Exercise prompt: Of all the lines in the material, how many include the word "ylabel"? Reply with the number alone.

<<<<

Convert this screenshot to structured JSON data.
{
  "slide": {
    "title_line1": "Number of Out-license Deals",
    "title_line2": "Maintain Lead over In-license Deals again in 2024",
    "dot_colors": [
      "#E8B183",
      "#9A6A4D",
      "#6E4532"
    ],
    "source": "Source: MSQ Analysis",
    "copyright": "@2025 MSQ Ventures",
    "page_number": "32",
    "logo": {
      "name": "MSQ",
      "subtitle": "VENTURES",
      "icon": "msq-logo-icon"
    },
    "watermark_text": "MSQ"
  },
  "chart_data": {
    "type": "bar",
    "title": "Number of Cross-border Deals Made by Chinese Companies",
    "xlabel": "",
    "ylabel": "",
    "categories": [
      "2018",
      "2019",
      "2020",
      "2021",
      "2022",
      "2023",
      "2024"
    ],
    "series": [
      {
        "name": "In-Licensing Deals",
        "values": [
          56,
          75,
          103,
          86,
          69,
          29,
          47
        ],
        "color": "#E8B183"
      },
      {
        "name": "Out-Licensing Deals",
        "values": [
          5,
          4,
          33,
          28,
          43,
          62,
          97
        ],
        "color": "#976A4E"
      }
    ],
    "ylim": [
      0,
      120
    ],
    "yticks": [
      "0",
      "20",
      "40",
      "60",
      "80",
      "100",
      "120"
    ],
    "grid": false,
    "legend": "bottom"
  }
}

>>>>
<<<<

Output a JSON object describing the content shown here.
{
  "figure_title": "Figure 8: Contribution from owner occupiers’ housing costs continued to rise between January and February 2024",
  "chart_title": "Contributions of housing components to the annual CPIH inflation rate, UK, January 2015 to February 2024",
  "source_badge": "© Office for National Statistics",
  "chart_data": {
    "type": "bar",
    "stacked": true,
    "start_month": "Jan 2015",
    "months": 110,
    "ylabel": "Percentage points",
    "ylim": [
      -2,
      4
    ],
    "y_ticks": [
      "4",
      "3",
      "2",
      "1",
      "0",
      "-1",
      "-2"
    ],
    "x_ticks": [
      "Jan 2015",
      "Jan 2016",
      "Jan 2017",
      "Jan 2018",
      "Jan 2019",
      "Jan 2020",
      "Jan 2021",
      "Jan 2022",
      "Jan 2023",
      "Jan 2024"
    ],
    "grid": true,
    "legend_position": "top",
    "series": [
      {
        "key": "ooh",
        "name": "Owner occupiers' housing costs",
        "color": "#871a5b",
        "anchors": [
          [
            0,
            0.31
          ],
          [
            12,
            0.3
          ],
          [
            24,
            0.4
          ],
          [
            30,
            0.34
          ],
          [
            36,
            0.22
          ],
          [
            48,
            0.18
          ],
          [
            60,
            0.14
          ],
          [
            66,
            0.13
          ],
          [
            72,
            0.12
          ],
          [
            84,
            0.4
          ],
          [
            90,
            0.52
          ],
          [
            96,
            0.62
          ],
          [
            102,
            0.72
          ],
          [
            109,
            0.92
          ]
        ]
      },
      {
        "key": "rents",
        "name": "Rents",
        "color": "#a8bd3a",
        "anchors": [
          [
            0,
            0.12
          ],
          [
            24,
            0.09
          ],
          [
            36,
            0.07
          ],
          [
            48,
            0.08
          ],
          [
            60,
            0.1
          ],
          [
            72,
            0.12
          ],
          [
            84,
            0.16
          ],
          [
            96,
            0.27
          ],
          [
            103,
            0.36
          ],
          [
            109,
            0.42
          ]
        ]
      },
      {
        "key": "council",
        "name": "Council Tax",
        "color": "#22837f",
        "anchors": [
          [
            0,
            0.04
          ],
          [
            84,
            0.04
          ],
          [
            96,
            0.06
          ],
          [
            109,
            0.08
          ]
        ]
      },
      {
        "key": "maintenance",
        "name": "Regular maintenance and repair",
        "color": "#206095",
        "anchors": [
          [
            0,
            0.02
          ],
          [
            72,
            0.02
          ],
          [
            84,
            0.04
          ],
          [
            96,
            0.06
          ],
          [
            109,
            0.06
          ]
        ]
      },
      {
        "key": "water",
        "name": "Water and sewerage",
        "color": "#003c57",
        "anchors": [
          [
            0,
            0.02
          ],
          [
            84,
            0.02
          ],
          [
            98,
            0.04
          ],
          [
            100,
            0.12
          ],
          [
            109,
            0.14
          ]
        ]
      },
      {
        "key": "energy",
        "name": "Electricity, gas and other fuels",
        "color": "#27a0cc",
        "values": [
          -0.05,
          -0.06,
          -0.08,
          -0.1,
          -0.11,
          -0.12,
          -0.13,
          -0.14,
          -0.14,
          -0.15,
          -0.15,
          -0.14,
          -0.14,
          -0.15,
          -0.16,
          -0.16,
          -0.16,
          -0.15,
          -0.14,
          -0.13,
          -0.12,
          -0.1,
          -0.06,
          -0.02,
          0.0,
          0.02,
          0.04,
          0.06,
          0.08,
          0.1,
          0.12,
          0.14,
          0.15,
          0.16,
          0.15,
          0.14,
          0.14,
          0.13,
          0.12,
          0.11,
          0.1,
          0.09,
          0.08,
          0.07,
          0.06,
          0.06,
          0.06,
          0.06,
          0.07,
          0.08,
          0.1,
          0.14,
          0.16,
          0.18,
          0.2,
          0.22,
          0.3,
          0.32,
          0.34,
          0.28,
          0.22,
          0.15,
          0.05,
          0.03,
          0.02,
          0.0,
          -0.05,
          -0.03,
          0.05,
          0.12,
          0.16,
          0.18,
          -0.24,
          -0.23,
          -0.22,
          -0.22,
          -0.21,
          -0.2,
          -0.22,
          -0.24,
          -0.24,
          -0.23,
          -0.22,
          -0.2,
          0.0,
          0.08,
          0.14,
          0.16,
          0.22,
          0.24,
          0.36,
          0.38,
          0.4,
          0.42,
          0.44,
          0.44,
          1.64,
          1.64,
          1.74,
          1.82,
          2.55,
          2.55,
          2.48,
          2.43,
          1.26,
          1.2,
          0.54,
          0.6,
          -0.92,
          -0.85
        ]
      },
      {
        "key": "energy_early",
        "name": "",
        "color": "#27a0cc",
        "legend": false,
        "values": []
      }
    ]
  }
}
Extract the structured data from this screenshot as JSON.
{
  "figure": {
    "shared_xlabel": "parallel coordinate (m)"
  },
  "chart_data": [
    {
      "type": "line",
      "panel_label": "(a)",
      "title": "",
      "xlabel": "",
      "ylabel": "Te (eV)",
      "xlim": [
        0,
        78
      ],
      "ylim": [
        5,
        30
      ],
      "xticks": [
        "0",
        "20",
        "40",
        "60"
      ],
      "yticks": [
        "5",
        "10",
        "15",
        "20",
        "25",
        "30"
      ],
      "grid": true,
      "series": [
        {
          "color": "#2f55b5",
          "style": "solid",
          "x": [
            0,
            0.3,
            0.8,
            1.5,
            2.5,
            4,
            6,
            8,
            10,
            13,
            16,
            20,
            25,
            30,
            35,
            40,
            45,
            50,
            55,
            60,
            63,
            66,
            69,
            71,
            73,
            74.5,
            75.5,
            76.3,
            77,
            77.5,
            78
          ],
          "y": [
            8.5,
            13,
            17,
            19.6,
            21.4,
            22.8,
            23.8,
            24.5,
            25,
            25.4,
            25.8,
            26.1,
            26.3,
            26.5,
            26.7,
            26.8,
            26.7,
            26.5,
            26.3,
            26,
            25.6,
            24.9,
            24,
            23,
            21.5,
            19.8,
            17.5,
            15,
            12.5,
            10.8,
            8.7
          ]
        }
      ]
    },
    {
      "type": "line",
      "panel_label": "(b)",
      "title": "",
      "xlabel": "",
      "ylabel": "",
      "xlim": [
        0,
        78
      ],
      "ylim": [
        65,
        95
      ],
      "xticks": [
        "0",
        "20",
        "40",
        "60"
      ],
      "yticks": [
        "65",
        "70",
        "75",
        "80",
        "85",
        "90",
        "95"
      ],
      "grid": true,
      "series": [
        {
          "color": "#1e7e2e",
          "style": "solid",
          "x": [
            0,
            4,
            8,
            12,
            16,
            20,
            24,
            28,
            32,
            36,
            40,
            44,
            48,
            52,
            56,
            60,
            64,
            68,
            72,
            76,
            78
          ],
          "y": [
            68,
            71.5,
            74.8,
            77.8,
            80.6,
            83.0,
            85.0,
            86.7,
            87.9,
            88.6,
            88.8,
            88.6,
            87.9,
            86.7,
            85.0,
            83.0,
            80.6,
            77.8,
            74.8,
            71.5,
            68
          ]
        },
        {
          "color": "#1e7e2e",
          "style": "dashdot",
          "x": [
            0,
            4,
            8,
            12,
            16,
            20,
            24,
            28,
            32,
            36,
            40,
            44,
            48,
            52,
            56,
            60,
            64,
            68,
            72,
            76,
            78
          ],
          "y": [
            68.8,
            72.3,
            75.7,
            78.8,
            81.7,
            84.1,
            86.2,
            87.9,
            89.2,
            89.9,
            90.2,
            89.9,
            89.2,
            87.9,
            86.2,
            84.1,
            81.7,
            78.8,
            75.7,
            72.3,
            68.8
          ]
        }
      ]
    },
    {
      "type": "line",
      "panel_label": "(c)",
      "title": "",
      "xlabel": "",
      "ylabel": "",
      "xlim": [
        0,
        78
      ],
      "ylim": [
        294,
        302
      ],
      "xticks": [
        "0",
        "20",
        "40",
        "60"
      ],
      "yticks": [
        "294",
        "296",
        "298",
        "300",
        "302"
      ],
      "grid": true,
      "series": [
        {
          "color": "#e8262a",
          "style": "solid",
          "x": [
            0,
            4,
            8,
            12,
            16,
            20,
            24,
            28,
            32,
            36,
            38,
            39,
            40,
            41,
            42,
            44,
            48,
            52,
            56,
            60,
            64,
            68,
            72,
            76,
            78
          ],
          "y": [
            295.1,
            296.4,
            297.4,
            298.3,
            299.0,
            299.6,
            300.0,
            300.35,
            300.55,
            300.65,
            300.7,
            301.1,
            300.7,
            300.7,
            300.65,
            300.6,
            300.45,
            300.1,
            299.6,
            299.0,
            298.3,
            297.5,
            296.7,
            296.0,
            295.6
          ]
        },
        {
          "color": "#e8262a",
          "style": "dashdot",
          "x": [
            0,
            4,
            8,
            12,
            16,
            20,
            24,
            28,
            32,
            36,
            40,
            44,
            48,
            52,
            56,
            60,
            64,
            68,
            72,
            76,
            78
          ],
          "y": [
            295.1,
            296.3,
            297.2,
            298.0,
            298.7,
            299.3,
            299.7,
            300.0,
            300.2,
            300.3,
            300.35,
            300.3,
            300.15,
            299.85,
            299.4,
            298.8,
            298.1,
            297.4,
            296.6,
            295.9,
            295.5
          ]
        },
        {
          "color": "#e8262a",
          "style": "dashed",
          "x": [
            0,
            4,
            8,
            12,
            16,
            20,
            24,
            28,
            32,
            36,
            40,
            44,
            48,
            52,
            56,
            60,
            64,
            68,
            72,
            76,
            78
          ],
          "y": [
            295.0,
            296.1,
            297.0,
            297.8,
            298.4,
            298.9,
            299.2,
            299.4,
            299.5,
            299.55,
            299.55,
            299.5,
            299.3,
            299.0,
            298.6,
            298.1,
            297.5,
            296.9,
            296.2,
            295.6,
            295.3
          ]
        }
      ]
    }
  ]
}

>>>>

The reply: 5